→ **DO THIS**: Repeat everything from the start of the data down to the line containing "series-line-3 bbox=[93, 182, 498, 350]", including that line, and nothing else.

* BEGIN *

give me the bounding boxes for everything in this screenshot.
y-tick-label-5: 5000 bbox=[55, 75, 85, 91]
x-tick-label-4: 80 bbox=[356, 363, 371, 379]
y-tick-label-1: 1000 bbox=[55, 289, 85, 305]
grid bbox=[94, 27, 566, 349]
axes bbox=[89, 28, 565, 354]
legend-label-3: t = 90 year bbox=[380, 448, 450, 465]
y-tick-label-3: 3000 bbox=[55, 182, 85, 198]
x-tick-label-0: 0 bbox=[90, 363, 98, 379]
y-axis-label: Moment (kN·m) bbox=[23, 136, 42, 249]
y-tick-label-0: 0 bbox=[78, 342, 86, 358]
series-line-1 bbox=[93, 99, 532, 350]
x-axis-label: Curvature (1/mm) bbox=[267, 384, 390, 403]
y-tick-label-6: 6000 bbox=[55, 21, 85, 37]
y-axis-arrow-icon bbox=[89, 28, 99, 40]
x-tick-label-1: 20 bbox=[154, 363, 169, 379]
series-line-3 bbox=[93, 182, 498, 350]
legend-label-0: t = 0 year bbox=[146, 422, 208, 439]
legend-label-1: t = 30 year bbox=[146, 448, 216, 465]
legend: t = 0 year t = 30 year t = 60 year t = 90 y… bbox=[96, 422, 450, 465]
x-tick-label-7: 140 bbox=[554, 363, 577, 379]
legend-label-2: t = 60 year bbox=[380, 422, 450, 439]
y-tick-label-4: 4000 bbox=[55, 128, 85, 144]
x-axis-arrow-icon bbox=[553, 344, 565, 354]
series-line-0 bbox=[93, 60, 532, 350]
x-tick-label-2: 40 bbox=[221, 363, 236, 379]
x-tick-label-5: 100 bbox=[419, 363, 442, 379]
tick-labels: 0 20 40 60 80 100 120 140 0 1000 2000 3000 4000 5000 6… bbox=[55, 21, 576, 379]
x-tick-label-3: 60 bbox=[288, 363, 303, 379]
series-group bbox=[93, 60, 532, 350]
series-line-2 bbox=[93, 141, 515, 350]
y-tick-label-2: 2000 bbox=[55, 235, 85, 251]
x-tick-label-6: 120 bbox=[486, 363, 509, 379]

* END *

→ **ANSWER TO THE EXERCISE**:
give me the bounding boxes for everything in this screenshot.
y-tick-label-5: 5000 bbox=[55, 75, 85, 91]
x-tick-label-4: 80 bbox=[356, 363, 371, 379]
y-tick-label-1: 1000 bbox=[55, 289, 85, 305]
grid bbox=[94, 27, 566, 349]
axes bbox=[89, 28, 565, 354]
legend-label-3: t = 90 year bbox=[380, 448, 450, 465]
y-tick-label-3: 3000 bbox=[55, 182, 85, 198]
x-tick-label-0: 0 bbox=[90, 363, 98, 379]
y-axis-label: Moment (kN·m) bbox=[23, 136, 42, 249]
y-tick-label-0: 0 bbox=[78, 342, 86, 358]
series-line-1 bbox=[93, 99, 532, 350]
x-axis-label: Curvature (1/mm) bbox=[267, 384, 390, 403]
y-tick-label-6: 6000 bbox=[55, 21, 85, 37]
y-axis-arrow-icon bbox=[89, 28, 99, 40]
x-tick-label-1: 20 bbox=[154, 363, 169, 379]
series-line-3 bbox=[93, 182, 498, 350]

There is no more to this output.